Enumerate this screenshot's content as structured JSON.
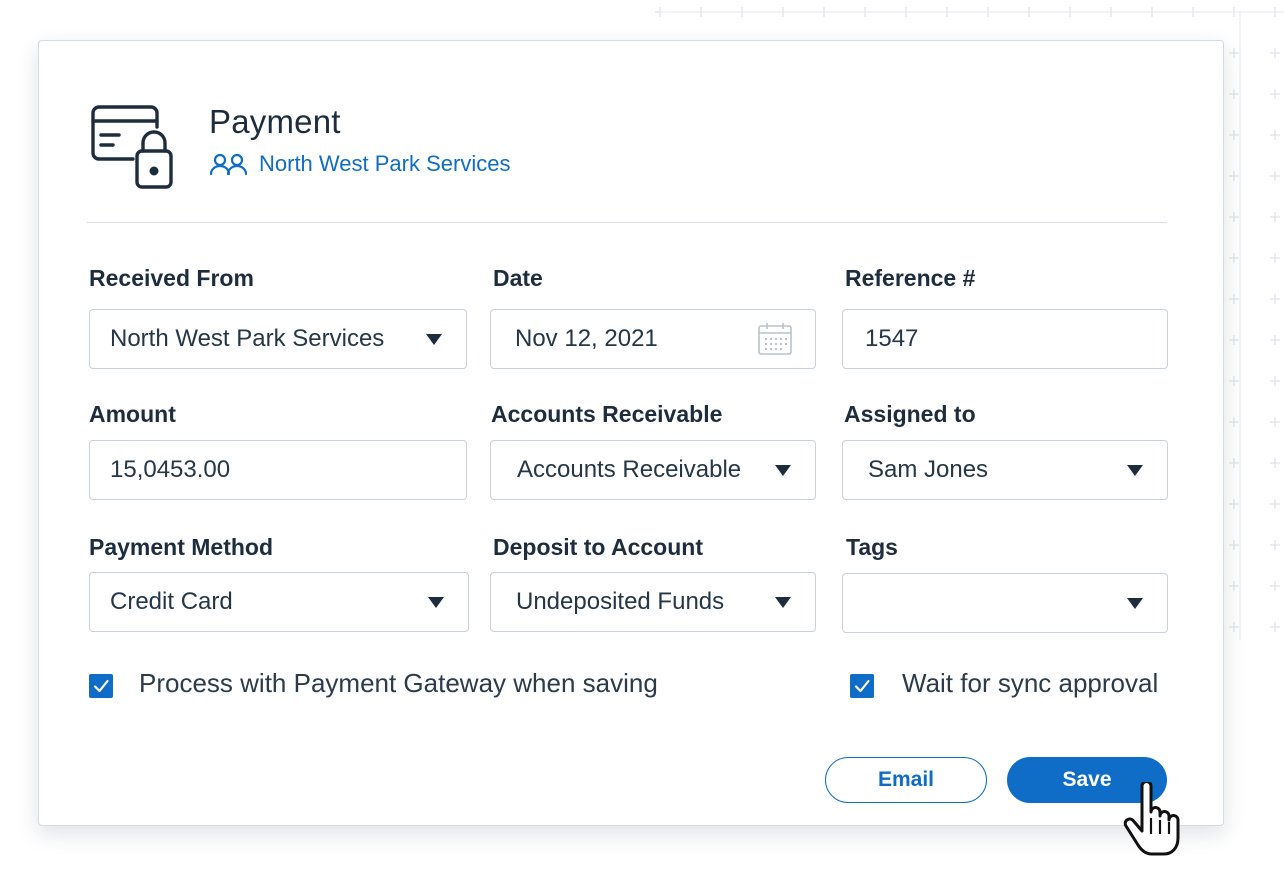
{
  "header": {
    "title": "Payment",
    "customer_link": "North West Park Services"
  },
  "fields": {
    "received_from": {
      "label": "Received From",
      "value": "North West Park Services"
    },
    "date": {
      "label": "Date",
      "value": "Nov 12, 2021"
    },
    "reference": {
      "label": "Reference #",
      "value": "1547"
    },
    "amount": {
      "label": "Amount",
      "value": "15,0453.00"
    },
    "accounts_receivable": {
      "label": "Accounts Receivable",
      "value": "Accounts Receivable"
    },
    "assigned_to": {
      "label": "Assigned to",
      "value": "Sam Jones"
    },
    "payment_method": {
      "label": "Payment Method",
      "value": "Credit Card"
    },
    "deposit_to": {
      "label": "Deposit to Account",
      "value": "Undeposited Funds"
    },
    "tags": {
      "label": "Tags",
      "value": ""
    }
  },
  "options": {
    "payment_gateway": {
      "label": "Process with Payment Gateway when saving",
      "checked": true
    },
    "sync_approval": {
      "label": "Wait for sync approval",
      "checked": true
    }
  },
  "actions": {
    "email_label": "Email",
    "save_label": "Save"
  },
  "colors": {
    "accent": "#0f6dc7",
    "text": "#1d2d3e",
    "border": "#c9d1da"
  },
  "icons": [
    "card-lock-icon",
    "users-icon",
    "calendar-icon",
    "chevron-down-icon",
    "checkmark-icon",
    "hand-pointer-icon"
  ]
}
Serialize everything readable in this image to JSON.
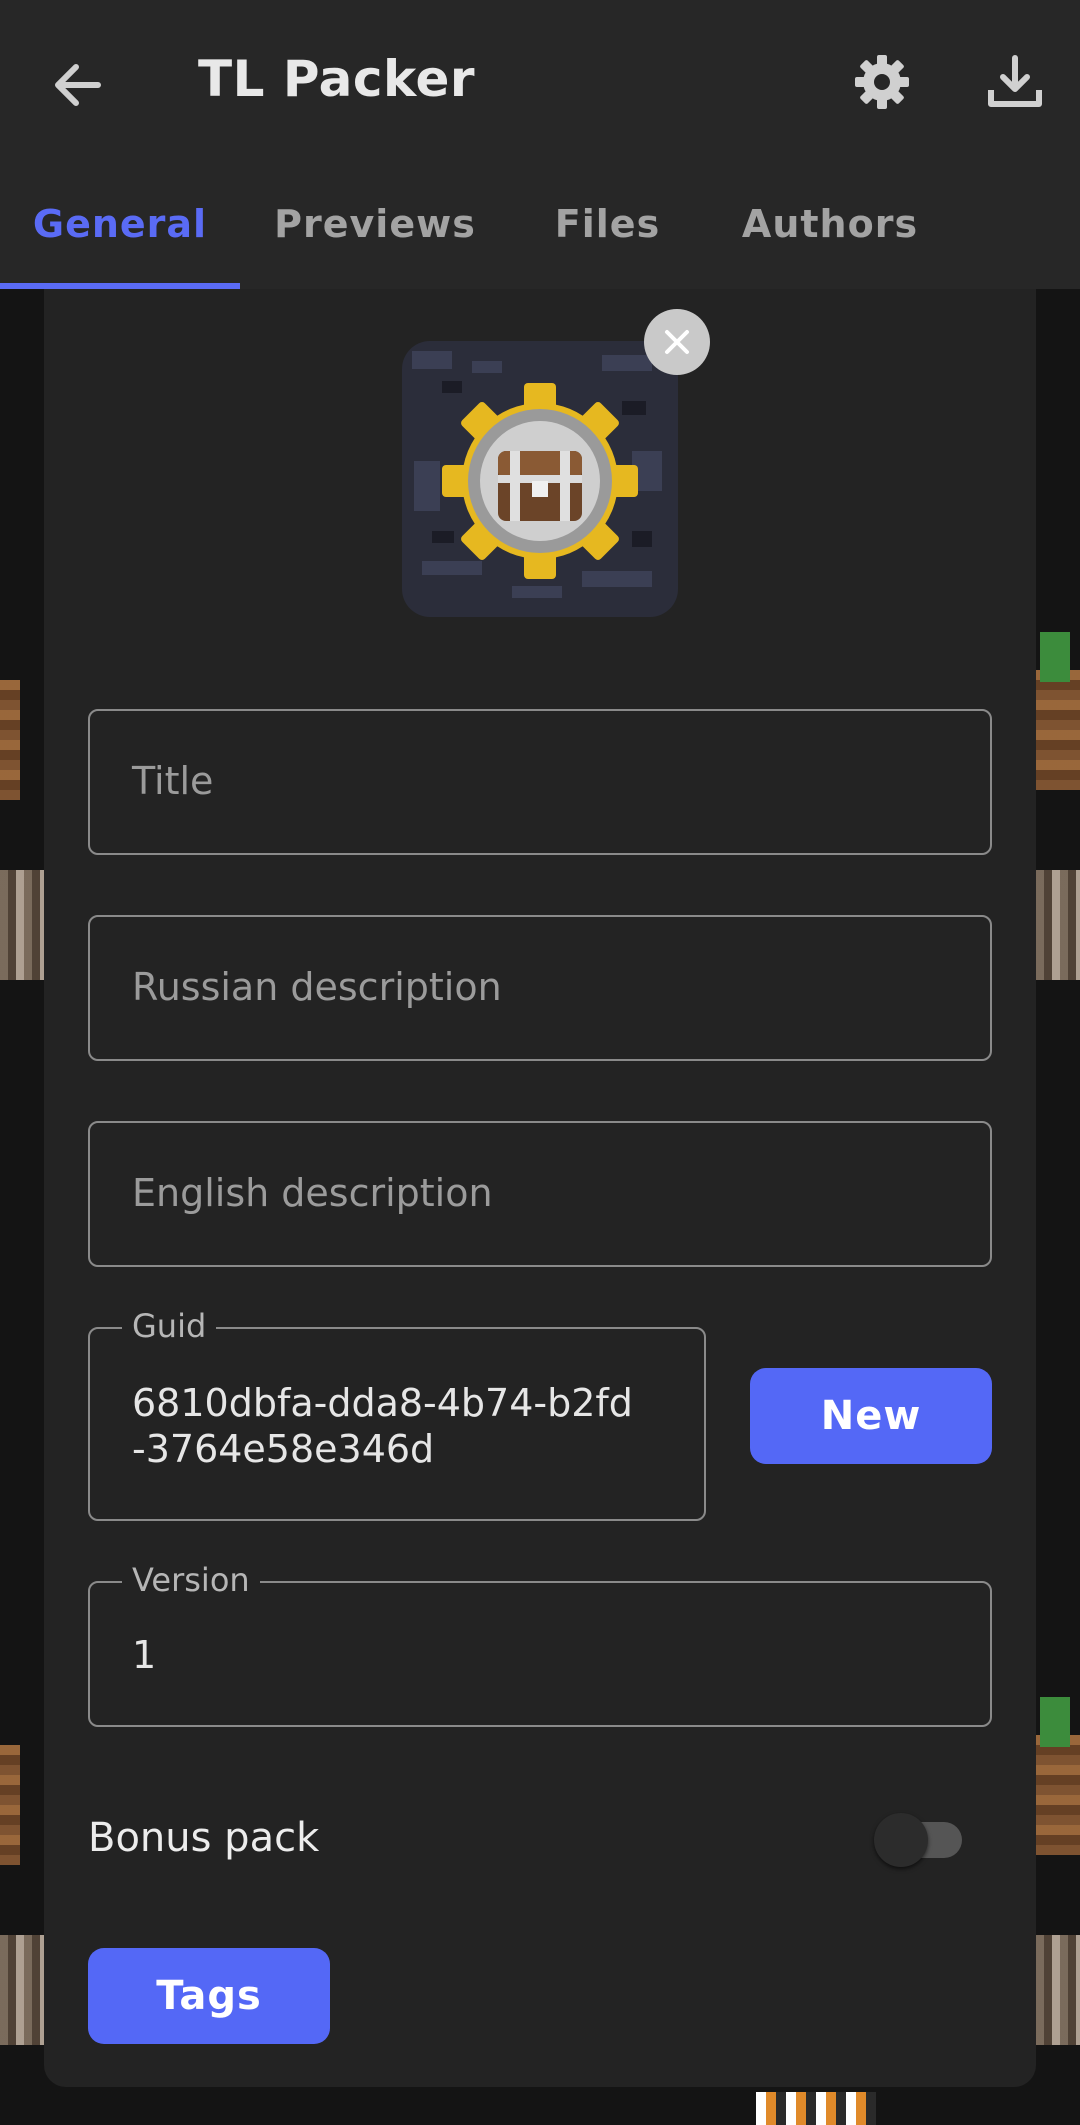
{
  "appbar": {
    "title": "TL Packer",
    "icons": [
      "back-arrow-icon",
      "gear-icon",
      "download-icon"
    ]
  },
  "tabs": [
    {
      "label": "General",
      "active": true
    },
    {
      "label": "Previews",
      "active": false
    },
    {
      "label": "Files",
      "active": false
    },
    {
      "label": "Authors",
      "active": false
    }
  ],
  "form": {
    "title_placeholder": "Title",
    "russian_description_placeholder": "Russian description",
    "english_description_placeholder": "English description",
    "guid_label": "Guid",
    "guid_line1": "6810dbfa-dda8-4b74-b2fd",
    "guid_line2": "-3764e58e346d",
    "new_button": "New",
    "version_label": "Version",
    "version_value": "1",
    "bonus_pack_label": "Bonus pack",
    "bonus_pack_enabled": false,
    "tags_button": "Tags"
  },
  "colors": {
    "accent": "#5468f6",
    "tab_active": "#5a6bf5",
    "background": "#141414",
    "card": "#232323",
    "appbar": "#272727"
  }
}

• AIM: Skip the pictures and transcribe the rest of the records exactly.

• WRITTEN REPLY:
Enumerate this screenshot's content as structured JSON.
{
  "header": {
    "title": "Payment",
    "customer_link": "North West Park Services"
  },
  "fields": {
    "received_from": {
      "label": "Received From",
      "value": "North West Park Services"
    },
    "date": {
      "label": "Date",
      "value": "Nov 12, 2021"
    },
    "reference": {
      "label": "Reference #",
      "value": "1547"
    },
    "amount": {
      "label": "Amount",
      "value": "15,0453.00"
    },
    "accounts_receivable": {
      "label": "Accounts Receivable",
      "value": "Accounts Receivable"
    },
    "assigned_to": {
      "label": "Assigned to",
      "value": "Sam Jones"
    },
    "payment_method": {
      "label": "Payment Method",
      "value": "Credit Card"
    },
    "deposit_to": {
      "label": "Deposit to Account",
      "value": "Undeposited Funds"
    },
    "tags": {
      "label": "Tags",
      "value": ""
    }
  },
  "options": {
    "payment_gateway": {
      "label": "Process with Payment Gateway when saving",
      "checked": true
    },
    "sync_approval": {
      "label": "Wait for sync approval",
      "checked": true
    }
  },
  "actions": {
    "email_label": "Email",
    "save_label": "Save"
  },
  "colors": {
    "accent": "#0f6dc7",
    "text": "#1d2d3e",
    "border": "#c9d1da"
  },
  "icons": [
    "card-lock-icon",
    "users-icon",
    "calendar-icon",
    "chevron-down-icon",
    "checkmark-icon",
    "hand-pointer-icon"
  ]
}
Serialize everything readable in this image to JSON.
{
  "appbar": {
    "title": "TL Packer",
    "icons": [
      "back-arrow-icon",
      "gear-icon",
      "download-icon"
    ]
  },
  "tabs": [
    {
      "label": "General",
      "active": true
    },
    {
      "label": "Previews",
      "active": false
    },
    {
      "label": "Files",
      "active": false
    },
    {
      "label": "Authors",
      "active": false
    }
  ],
  "form": {
    "title_placeholder": "Title",
    "russian_description_placeholder": "Russian description",
    "english_description_placeholder": "English description",
    "guid_label": "Guid",
    "guid_line1": "6810dbfa-dda8-4b74-b2fd",
    "guid_line2": "-3764e58e346d",
    "new_button": "New",
    "version_label": "Version",
    "version_value": "1",
    "bonus_pack_label": "Bonus pack",
    "bonus_pack_enabled": false,
    "tags_button": "Tags"
  },
  "colors": {
    "accent": "#5468f6",
    "tab_active": "#5a6bf5",
    "background": "#141414",
    "card": "#232323",
    "appbar": "#272727"
  }
}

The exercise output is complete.